Within the listing below, locate all lines containing the word "Ceiling". Copy each one.

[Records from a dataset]
.....

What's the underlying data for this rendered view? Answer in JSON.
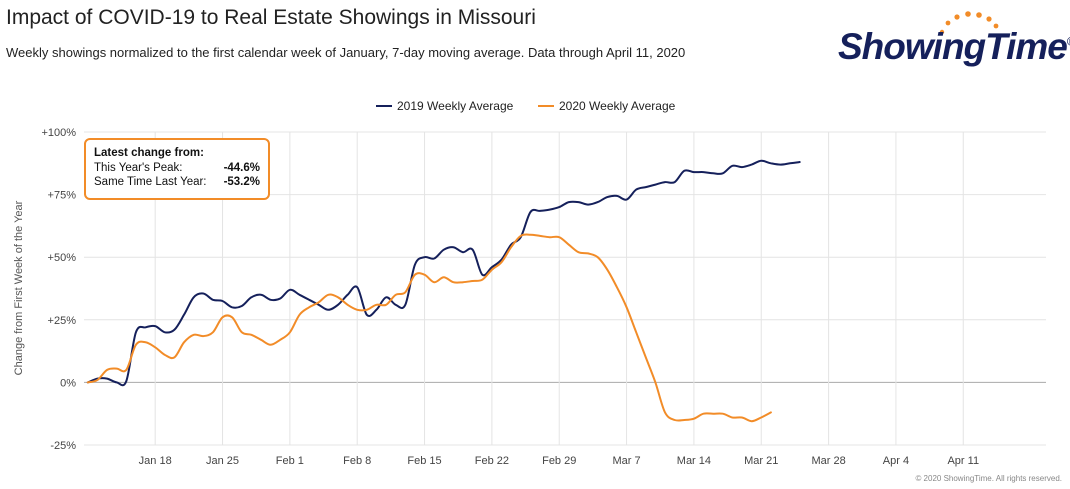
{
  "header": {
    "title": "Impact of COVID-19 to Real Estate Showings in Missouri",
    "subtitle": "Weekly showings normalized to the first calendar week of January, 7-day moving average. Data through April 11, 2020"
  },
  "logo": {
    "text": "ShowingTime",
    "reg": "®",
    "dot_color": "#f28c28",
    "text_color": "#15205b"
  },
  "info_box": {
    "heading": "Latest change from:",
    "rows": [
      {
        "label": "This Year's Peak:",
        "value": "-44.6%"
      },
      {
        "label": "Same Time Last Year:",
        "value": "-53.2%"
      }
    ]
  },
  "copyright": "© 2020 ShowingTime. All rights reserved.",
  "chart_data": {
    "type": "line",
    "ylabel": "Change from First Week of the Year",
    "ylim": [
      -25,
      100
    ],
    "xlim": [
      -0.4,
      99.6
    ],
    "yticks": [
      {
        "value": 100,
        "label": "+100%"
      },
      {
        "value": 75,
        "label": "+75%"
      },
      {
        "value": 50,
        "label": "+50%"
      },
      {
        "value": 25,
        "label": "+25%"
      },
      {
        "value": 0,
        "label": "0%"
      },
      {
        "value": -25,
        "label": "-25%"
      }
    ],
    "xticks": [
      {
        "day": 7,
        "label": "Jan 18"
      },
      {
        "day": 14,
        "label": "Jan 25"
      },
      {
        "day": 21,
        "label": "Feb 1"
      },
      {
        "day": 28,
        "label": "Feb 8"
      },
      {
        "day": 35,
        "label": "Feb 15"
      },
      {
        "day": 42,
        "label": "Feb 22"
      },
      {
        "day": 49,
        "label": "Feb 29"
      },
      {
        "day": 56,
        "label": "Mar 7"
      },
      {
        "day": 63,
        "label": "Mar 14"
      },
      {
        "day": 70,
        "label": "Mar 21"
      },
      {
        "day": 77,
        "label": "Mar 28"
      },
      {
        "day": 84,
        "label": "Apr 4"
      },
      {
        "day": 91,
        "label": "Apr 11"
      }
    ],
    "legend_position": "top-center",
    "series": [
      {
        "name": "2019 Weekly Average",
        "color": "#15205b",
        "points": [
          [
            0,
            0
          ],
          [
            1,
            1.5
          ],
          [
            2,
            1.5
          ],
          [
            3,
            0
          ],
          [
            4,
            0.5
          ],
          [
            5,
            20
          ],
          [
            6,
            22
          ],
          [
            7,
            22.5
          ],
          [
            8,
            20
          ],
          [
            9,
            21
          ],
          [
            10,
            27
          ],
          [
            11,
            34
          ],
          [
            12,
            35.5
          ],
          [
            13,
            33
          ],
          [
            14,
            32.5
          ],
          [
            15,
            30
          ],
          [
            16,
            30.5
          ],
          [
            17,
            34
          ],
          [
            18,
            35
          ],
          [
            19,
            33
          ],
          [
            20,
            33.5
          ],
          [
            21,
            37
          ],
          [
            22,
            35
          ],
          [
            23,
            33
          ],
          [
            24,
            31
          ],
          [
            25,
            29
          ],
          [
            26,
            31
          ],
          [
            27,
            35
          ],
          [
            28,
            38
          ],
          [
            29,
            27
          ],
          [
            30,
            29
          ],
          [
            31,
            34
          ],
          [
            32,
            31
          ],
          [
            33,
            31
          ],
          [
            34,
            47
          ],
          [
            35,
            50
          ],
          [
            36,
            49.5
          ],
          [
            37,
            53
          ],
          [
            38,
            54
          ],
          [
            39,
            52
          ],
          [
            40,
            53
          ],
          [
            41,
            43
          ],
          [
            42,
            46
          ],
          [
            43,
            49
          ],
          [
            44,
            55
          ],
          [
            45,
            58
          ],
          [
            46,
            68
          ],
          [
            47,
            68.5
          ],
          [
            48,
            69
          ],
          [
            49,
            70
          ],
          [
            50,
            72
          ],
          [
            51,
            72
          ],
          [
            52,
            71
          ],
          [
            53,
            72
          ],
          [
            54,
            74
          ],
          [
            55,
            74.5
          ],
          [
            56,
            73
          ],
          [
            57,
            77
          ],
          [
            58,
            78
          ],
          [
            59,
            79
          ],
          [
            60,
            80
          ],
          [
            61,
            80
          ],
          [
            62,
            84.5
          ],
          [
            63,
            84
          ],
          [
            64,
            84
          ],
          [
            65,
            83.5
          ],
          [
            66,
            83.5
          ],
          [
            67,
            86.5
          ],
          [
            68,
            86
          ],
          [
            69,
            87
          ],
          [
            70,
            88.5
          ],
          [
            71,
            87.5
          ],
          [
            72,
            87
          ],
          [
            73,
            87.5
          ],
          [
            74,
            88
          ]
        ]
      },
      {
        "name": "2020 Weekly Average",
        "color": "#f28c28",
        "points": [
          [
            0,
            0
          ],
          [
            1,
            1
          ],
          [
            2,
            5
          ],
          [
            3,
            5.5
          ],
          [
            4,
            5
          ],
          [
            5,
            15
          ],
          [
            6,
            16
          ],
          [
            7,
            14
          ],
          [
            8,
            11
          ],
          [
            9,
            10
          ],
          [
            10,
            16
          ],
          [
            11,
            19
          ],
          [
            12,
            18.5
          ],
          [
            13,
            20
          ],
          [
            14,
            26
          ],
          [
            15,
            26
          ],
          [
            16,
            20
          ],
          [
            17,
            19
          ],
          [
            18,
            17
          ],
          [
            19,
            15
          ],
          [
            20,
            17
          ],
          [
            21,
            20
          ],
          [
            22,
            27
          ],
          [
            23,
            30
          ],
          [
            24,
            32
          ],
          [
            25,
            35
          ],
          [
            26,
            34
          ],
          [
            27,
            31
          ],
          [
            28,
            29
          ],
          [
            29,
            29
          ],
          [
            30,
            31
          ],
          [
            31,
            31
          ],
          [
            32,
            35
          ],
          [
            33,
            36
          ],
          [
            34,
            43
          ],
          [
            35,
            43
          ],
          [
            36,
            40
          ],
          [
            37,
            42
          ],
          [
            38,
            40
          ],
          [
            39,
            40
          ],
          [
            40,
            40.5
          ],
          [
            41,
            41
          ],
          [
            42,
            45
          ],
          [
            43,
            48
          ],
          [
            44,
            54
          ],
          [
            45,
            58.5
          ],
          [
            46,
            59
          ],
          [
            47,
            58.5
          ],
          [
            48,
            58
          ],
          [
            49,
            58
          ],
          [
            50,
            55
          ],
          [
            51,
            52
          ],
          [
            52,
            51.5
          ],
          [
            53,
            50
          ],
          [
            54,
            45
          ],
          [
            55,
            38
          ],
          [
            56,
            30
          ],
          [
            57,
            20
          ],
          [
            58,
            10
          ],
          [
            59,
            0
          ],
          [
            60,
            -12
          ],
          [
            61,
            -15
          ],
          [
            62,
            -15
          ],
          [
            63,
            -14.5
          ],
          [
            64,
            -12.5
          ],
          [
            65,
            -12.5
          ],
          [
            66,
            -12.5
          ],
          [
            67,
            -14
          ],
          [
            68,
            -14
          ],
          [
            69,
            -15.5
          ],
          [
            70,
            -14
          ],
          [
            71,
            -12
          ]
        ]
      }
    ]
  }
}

.....

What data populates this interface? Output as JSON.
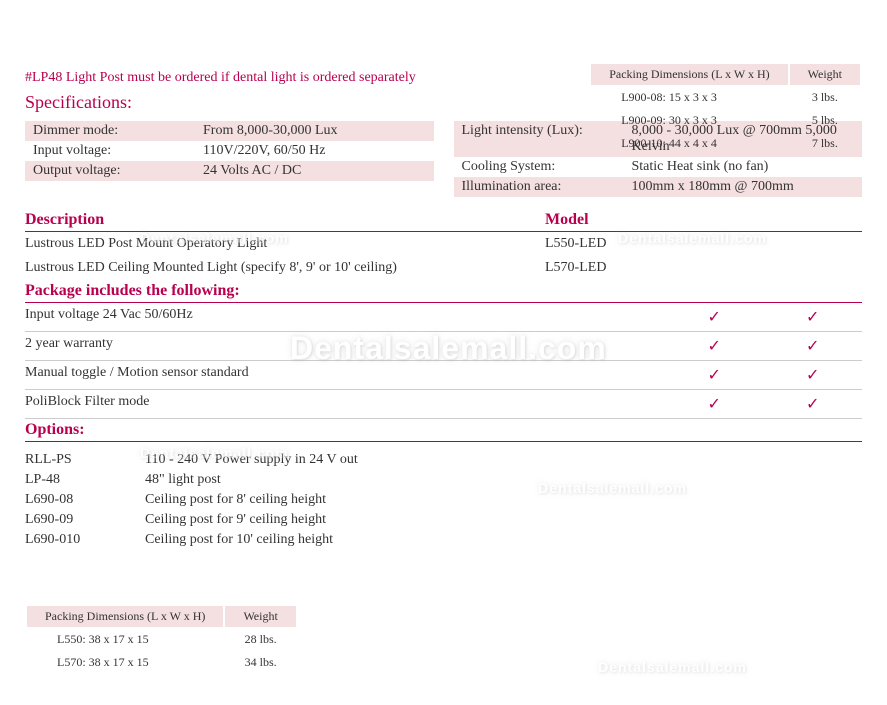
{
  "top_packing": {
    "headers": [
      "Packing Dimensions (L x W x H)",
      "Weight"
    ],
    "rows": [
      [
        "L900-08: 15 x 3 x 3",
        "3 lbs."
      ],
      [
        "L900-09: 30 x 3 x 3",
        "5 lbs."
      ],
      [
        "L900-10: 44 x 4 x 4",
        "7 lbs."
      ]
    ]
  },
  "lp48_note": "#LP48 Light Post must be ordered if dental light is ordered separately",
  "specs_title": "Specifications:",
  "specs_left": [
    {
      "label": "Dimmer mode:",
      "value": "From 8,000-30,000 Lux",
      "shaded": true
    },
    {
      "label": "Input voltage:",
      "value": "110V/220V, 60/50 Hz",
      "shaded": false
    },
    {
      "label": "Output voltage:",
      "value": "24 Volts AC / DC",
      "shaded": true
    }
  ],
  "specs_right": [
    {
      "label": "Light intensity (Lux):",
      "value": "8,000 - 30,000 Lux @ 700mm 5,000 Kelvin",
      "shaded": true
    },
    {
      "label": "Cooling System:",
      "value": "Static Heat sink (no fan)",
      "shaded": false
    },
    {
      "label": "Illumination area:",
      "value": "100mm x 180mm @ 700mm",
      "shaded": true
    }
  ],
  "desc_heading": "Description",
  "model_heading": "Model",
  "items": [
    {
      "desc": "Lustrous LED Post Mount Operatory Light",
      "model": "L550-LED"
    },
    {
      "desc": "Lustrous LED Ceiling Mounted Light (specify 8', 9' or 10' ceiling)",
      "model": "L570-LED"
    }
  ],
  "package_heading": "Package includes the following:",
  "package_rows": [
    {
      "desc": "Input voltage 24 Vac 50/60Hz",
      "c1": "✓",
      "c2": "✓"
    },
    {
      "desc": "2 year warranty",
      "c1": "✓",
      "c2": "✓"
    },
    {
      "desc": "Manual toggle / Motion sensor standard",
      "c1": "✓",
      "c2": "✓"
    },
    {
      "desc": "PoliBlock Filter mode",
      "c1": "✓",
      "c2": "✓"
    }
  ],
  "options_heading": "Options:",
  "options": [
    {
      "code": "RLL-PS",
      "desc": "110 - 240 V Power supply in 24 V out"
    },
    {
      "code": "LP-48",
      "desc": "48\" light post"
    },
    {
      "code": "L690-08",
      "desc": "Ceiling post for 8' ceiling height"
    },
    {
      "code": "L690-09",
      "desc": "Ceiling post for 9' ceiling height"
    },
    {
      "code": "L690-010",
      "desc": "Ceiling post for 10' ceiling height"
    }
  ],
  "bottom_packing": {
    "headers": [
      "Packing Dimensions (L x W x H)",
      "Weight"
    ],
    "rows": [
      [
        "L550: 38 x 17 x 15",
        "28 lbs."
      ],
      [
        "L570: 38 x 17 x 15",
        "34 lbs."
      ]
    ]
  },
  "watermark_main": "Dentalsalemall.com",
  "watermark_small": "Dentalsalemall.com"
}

.....

§ Exercise output:
      "desc": "Lustrous LED Ceiling Mounted Light (specify 8', 9' or 10' ceiling)",
      "desc": "Ceiling post for 8' ceiling height"
      "desc": "Ceiling post for 9' ceiling height"
      "desc": "Ceiling post for 10' ceiling height"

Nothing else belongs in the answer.